• **TASK DETAILS**: Search the entries below. Return every line that has "Liczba" in it.

• **AVAILABLE RECORDS**:
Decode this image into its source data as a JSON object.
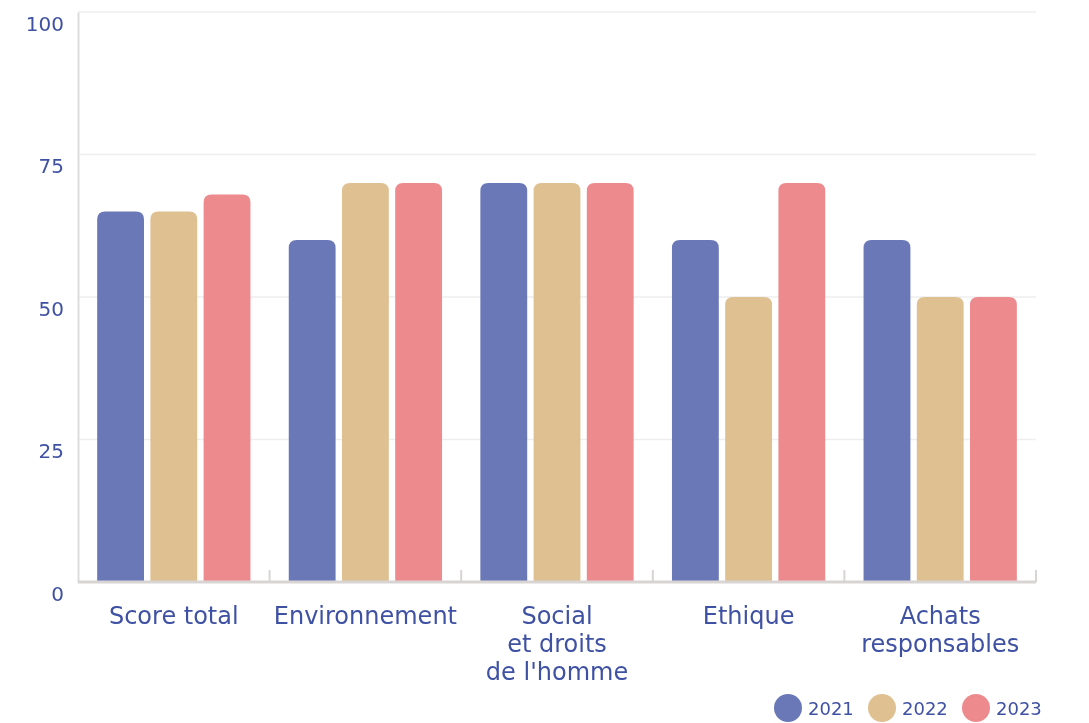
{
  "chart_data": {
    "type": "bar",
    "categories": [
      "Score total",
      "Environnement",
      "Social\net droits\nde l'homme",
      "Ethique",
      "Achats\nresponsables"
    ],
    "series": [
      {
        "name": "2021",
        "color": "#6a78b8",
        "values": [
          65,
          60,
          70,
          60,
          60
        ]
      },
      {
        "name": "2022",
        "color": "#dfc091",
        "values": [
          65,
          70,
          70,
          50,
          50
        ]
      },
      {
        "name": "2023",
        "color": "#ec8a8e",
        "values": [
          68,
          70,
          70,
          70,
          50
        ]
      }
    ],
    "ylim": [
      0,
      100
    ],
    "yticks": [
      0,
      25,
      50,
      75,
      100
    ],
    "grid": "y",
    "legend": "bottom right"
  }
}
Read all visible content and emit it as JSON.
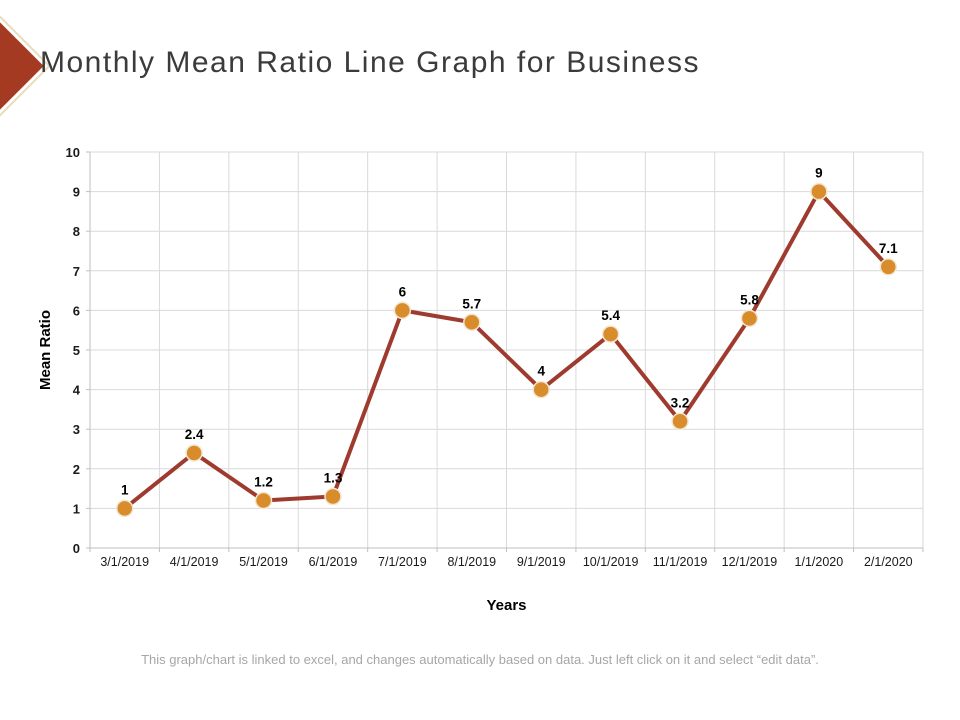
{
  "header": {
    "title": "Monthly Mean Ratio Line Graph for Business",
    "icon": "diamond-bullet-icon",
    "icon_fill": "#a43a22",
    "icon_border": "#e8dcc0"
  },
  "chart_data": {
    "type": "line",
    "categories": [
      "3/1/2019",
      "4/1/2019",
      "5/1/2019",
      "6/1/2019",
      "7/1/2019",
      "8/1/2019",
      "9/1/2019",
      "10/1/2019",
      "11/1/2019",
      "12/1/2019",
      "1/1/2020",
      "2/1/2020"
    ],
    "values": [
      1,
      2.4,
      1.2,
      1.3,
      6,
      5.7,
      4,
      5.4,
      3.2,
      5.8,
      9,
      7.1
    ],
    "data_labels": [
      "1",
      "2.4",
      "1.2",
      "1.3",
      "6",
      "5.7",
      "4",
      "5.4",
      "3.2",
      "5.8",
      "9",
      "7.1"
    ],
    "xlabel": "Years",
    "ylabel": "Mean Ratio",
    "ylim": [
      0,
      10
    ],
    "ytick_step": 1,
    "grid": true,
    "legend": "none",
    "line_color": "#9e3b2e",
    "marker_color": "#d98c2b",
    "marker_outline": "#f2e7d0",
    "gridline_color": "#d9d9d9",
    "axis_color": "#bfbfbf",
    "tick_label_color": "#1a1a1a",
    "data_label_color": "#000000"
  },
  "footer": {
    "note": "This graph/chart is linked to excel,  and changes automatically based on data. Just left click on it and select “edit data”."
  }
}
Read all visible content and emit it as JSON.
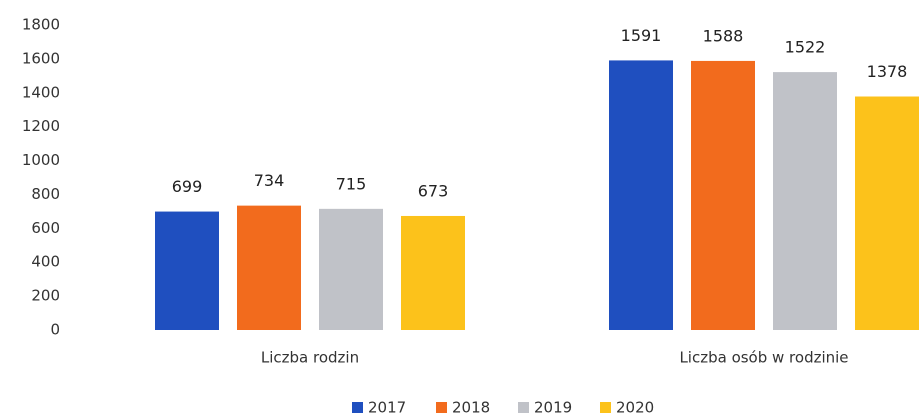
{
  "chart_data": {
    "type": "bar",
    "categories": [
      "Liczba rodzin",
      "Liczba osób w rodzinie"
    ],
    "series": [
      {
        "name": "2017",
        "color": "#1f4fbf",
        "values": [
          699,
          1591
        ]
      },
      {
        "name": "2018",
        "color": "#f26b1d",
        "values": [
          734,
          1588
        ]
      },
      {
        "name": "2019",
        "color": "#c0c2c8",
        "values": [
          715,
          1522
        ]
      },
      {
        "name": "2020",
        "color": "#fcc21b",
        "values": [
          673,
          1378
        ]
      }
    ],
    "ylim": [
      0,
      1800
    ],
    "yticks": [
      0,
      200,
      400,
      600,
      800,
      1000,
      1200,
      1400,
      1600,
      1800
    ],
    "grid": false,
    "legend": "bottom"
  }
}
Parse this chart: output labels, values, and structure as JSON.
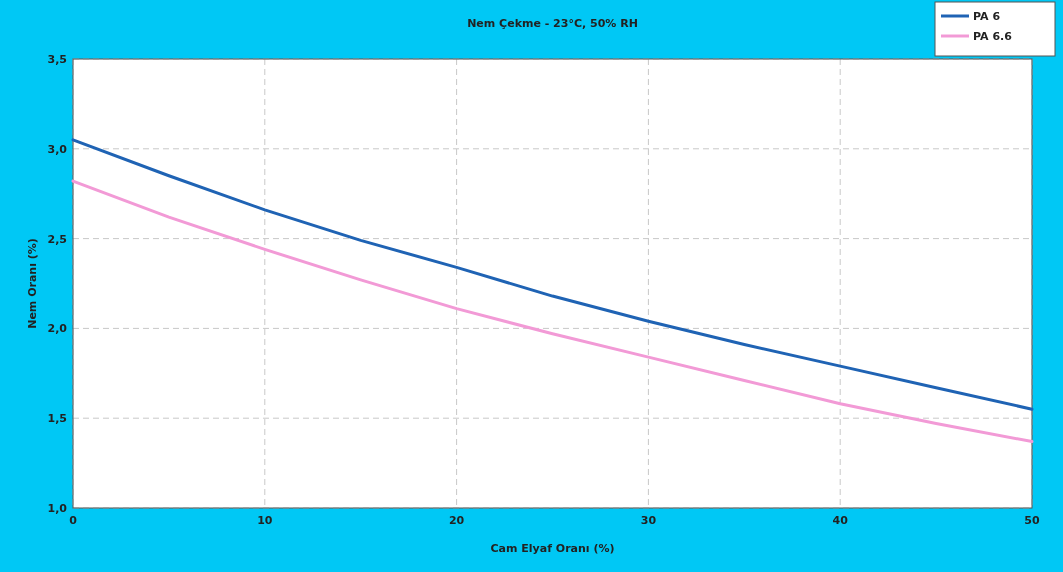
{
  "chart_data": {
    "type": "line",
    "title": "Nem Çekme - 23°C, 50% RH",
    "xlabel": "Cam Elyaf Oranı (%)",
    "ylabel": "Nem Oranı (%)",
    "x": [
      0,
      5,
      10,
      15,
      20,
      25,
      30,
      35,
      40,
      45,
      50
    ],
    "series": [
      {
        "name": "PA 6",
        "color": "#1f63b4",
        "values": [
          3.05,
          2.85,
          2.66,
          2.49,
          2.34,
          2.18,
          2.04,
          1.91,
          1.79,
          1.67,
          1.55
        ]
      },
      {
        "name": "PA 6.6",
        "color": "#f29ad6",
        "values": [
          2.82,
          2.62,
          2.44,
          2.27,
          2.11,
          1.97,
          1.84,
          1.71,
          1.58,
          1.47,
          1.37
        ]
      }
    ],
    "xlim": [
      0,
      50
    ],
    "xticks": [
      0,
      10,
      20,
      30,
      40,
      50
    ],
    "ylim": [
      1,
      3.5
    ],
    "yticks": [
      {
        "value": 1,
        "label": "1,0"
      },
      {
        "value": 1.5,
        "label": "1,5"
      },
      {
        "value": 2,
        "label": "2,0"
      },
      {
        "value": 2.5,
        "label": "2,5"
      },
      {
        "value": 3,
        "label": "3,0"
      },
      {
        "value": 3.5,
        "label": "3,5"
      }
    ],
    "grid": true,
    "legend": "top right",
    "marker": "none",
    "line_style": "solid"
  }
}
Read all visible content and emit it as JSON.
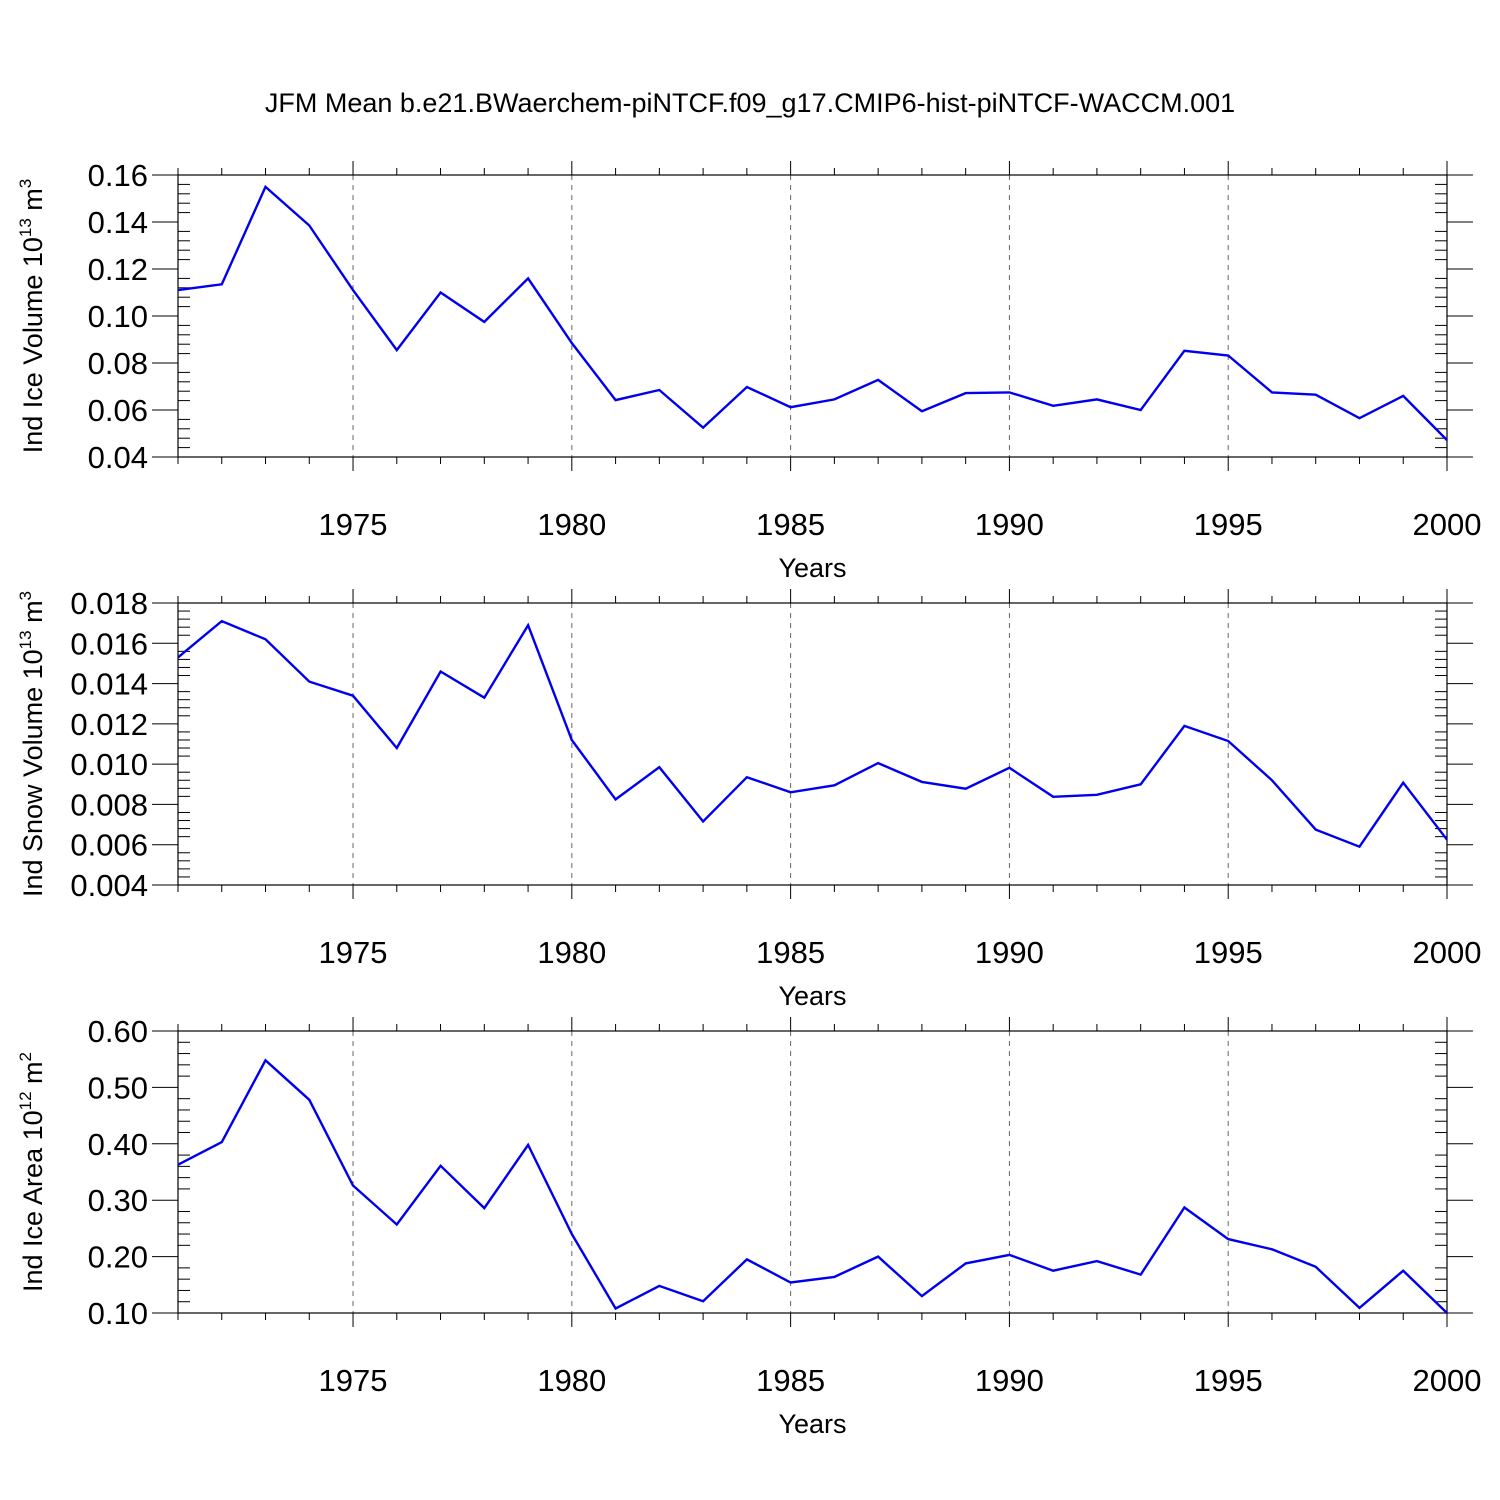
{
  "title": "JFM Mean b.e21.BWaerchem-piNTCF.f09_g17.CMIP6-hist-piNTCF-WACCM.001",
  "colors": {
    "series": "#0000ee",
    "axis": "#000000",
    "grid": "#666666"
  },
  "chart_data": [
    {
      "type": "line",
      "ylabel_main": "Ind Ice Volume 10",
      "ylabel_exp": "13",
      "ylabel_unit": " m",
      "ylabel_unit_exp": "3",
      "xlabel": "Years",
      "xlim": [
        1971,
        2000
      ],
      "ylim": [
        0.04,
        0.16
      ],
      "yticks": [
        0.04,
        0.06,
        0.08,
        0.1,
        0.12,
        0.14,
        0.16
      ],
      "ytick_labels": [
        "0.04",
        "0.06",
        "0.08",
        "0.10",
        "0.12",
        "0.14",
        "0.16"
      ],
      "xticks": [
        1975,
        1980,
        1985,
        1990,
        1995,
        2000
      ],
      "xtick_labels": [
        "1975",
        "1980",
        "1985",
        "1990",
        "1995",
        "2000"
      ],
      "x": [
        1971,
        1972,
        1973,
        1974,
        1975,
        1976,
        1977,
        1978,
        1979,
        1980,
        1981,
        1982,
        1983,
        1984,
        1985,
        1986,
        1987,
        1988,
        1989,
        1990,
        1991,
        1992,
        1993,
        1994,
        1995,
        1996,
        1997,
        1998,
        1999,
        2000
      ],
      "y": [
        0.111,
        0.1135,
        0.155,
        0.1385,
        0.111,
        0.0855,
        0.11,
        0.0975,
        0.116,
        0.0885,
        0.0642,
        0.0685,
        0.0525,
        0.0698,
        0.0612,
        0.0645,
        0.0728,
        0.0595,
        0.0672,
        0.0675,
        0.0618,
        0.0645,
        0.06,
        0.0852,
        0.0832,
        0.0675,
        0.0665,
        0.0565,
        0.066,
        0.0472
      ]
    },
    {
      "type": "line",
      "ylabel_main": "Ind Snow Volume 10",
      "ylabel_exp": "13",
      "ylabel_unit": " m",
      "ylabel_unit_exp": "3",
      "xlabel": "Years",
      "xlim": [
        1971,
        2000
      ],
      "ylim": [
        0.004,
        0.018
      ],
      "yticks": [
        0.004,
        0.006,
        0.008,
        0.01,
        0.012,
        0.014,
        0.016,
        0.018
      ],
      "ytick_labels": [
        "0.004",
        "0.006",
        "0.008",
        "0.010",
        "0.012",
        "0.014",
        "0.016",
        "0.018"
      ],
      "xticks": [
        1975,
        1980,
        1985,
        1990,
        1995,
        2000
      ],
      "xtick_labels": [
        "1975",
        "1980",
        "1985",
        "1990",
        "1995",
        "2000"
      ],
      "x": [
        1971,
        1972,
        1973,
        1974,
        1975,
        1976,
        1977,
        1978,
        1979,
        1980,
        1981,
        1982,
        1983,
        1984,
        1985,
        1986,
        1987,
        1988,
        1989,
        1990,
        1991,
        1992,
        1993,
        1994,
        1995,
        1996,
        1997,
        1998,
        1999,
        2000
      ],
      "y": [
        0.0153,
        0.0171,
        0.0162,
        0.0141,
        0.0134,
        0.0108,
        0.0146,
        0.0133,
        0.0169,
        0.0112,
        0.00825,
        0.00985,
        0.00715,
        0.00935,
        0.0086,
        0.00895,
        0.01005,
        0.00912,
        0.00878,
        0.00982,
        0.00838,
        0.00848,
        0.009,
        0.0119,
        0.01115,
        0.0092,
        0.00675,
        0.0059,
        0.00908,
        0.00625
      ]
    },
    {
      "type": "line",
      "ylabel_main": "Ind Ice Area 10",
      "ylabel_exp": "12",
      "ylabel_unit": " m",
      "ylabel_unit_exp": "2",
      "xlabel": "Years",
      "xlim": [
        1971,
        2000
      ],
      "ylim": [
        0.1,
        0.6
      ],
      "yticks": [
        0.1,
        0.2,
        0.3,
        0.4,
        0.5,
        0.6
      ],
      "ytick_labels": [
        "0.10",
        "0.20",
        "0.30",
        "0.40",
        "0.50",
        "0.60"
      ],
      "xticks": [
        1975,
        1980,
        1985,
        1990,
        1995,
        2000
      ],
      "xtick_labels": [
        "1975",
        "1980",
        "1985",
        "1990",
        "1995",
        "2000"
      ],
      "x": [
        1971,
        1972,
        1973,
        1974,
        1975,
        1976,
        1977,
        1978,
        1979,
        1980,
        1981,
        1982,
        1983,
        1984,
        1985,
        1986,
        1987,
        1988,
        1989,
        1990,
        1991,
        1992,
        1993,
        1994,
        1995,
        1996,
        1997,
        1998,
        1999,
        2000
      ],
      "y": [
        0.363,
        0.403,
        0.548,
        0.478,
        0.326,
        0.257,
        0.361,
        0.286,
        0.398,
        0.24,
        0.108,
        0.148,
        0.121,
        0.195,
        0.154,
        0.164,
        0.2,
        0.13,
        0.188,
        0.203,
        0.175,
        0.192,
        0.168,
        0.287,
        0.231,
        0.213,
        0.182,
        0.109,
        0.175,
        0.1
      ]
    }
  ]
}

• **PROBLEM SOLUTION**:
      "Liczba rodzin",
      "Liczba osób w rodzinie"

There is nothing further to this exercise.